Problem requirements:
Below are the records. Gather each line that holds "ffffff".

%%

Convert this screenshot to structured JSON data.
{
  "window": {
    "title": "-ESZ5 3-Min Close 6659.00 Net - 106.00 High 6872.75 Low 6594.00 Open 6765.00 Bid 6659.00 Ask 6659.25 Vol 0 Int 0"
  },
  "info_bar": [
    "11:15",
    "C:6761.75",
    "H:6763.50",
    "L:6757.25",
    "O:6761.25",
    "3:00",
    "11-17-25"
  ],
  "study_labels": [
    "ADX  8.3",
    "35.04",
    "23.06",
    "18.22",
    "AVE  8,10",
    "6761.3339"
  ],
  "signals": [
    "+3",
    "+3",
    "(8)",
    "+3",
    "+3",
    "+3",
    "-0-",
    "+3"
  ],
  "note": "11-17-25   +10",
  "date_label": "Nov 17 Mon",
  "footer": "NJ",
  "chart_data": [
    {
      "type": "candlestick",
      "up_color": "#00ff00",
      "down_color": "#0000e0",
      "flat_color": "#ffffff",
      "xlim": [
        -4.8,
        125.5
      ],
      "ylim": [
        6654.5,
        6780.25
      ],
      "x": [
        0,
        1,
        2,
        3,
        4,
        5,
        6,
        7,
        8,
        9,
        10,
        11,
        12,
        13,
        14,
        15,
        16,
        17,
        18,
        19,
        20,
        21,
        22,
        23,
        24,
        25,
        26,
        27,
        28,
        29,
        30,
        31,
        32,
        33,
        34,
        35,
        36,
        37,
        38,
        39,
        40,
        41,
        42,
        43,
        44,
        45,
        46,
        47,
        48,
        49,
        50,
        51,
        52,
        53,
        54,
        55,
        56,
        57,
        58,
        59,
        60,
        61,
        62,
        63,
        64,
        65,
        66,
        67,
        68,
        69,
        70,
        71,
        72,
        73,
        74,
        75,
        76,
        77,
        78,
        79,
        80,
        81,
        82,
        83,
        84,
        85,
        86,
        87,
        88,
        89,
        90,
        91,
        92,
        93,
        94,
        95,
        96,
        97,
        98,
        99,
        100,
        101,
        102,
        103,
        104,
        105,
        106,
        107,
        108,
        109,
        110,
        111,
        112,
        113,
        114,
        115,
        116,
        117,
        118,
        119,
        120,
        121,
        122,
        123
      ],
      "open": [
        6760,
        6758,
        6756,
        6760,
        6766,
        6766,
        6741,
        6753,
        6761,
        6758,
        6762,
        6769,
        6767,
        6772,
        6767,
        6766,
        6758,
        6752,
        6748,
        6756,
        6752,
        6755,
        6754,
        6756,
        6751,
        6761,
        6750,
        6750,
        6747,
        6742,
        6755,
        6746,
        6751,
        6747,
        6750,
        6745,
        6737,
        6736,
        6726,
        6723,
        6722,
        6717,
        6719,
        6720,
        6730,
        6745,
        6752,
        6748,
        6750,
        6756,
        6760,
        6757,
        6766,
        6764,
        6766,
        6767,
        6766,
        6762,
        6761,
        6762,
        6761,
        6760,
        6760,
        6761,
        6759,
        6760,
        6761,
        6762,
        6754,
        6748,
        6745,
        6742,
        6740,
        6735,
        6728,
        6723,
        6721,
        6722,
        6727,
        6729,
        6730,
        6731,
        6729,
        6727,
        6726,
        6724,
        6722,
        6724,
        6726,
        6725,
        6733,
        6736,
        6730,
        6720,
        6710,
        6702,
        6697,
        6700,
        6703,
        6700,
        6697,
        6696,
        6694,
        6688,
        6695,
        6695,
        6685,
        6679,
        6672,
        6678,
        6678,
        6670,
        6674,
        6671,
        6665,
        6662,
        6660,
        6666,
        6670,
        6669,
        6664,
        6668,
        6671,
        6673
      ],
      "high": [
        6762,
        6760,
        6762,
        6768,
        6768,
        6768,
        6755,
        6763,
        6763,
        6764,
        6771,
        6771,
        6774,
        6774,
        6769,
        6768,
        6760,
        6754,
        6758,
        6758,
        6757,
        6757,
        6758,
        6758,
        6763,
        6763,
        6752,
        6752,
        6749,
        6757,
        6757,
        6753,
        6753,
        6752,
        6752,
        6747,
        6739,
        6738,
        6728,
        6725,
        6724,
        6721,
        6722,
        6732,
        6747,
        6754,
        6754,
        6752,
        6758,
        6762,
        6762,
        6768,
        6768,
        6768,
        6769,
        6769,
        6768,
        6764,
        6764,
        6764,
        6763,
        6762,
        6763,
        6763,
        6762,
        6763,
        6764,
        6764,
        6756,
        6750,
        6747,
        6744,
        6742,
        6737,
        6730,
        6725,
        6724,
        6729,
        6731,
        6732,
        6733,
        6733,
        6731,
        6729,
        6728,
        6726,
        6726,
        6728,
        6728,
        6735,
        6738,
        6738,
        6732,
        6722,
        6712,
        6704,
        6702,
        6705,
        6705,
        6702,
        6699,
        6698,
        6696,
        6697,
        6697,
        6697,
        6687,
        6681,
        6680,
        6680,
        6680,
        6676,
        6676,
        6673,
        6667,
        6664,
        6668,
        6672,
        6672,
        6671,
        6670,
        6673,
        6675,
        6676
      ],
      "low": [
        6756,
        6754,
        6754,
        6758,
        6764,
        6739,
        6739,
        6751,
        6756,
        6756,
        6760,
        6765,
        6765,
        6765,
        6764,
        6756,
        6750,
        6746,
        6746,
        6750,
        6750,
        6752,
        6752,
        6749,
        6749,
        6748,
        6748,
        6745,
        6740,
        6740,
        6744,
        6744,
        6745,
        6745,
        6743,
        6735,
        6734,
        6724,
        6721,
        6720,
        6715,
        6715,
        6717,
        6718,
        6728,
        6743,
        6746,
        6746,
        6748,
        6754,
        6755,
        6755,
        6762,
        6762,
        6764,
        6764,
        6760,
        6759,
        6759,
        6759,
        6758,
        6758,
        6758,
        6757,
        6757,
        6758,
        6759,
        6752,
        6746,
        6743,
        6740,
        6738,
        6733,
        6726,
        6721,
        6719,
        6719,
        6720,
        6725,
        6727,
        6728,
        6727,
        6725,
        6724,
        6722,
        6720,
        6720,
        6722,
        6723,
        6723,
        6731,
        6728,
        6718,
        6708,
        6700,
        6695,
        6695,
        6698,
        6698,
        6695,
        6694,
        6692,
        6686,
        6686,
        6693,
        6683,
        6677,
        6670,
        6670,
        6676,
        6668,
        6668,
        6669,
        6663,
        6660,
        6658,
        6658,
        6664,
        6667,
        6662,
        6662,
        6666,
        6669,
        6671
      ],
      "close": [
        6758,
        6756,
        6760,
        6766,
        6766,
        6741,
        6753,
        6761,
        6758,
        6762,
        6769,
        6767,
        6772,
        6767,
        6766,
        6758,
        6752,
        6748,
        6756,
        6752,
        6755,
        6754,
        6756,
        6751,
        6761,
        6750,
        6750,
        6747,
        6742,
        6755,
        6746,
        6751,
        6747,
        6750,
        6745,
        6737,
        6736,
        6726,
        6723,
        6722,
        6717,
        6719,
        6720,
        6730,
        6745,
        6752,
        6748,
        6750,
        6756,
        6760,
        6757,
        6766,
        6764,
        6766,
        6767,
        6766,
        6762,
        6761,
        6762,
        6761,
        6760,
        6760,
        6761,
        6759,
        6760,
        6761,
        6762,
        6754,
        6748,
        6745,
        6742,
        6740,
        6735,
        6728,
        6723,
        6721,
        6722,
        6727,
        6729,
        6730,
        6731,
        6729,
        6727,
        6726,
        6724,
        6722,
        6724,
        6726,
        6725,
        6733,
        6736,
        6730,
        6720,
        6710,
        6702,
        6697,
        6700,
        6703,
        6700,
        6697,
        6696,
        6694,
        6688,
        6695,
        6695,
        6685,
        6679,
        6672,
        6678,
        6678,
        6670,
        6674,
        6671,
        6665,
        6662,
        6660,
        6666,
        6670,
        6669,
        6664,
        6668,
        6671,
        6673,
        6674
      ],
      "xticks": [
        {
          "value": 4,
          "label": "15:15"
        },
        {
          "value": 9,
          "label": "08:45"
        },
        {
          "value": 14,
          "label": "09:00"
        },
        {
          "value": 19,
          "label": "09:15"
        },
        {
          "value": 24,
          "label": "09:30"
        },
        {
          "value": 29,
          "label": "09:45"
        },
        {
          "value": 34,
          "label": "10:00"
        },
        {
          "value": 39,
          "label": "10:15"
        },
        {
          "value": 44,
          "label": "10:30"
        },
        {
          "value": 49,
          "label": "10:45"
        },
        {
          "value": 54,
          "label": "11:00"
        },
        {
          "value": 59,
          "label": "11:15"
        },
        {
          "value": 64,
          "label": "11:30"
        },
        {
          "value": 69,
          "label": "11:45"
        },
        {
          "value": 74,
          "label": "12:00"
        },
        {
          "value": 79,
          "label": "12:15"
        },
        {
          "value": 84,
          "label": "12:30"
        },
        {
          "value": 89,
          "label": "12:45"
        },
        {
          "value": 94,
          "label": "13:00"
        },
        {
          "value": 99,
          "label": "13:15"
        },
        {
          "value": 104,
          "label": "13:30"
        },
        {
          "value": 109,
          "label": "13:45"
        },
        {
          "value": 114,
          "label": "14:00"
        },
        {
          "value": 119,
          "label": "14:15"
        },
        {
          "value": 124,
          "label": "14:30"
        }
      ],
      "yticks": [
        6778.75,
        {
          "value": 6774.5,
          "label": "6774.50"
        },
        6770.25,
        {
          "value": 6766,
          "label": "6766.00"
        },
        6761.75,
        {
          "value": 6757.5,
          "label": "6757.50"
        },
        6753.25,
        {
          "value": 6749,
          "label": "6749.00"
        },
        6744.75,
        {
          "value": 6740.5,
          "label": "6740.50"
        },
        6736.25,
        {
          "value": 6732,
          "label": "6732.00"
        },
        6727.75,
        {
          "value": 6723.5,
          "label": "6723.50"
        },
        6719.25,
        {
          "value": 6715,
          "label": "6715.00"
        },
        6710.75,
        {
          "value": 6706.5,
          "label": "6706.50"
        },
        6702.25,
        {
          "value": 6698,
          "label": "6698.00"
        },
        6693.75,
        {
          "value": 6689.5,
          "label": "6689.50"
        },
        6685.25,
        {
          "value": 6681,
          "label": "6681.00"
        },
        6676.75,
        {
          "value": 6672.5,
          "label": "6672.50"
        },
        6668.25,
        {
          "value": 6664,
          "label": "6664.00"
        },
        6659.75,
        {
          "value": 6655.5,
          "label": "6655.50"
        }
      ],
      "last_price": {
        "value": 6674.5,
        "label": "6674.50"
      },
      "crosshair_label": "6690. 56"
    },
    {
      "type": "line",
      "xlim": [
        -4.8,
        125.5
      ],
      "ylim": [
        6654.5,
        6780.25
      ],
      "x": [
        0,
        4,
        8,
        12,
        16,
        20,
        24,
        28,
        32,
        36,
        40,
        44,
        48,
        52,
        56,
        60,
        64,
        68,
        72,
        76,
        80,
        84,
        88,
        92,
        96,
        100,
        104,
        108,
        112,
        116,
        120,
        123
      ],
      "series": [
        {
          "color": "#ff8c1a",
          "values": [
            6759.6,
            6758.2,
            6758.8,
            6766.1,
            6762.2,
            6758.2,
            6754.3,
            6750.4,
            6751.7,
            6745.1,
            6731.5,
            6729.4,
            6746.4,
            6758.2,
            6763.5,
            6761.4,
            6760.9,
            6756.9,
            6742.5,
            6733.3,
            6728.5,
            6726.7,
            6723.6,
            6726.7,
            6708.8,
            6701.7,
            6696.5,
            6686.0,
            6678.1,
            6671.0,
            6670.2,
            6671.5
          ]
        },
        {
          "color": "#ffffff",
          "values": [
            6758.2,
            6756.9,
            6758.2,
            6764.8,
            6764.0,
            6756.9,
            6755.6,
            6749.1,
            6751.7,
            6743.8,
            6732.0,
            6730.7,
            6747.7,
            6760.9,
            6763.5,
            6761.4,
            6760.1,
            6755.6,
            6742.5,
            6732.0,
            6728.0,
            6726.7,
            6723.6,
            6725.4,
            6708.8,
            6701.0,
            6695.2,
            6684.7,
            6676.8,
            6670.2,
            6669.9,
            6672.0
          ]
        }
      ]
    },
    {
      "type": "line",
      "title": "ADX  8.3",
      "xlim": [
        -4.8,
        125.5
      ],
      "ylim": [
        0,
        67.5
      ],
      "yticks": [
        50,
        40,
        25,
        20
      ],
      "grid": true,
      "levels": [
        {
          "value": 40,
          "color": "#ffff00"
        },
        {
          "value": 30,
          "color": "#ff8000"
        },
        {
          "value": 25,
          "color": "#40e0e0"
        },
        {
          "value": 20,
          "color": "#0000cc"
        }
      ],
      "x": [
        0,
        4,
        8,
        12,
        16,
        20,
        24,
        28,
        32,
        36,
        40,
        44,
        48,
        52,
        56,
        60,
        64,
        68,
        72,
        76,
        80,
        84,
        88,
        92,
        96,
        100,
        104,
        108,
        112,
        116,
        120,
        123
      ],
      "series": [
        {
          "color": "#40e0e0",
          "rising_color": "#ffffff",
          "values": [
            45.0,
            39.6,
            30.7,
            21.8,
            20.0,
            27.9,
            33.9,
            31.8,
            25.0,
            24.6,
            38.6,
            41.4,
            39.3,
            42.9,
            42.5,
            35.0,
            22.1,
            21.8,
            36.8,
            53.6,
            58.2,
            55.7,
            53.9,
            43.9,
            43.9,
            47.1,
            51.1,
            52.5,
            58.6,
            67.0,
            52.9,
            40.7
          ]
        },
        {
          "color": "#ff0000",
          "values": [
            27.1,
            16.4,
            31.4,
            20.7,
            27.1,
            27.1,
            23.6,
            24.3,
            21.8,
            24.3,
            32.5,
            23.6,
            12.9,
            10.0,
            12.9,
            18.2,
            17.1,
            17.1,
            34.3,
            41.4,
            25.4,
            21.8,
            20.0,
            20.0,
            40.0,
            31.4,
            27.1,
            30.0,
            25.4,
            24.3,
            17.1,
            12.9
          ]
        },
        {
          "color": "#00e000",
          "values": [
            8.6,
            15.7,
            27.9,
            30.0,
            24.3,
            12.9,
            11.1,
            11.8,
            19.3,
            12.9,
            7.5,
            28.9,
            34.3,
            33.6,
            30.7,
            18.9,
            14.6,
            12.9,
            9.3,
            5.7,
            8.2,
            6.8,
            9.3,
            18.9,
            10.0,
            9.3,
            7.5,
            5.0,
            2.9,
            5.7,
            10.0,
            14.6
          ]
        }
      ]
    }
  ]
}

%%

The output:
      "flat_color": "#ffffff",
          "color": "#ffffff",
          "rising_color": "#ffffff",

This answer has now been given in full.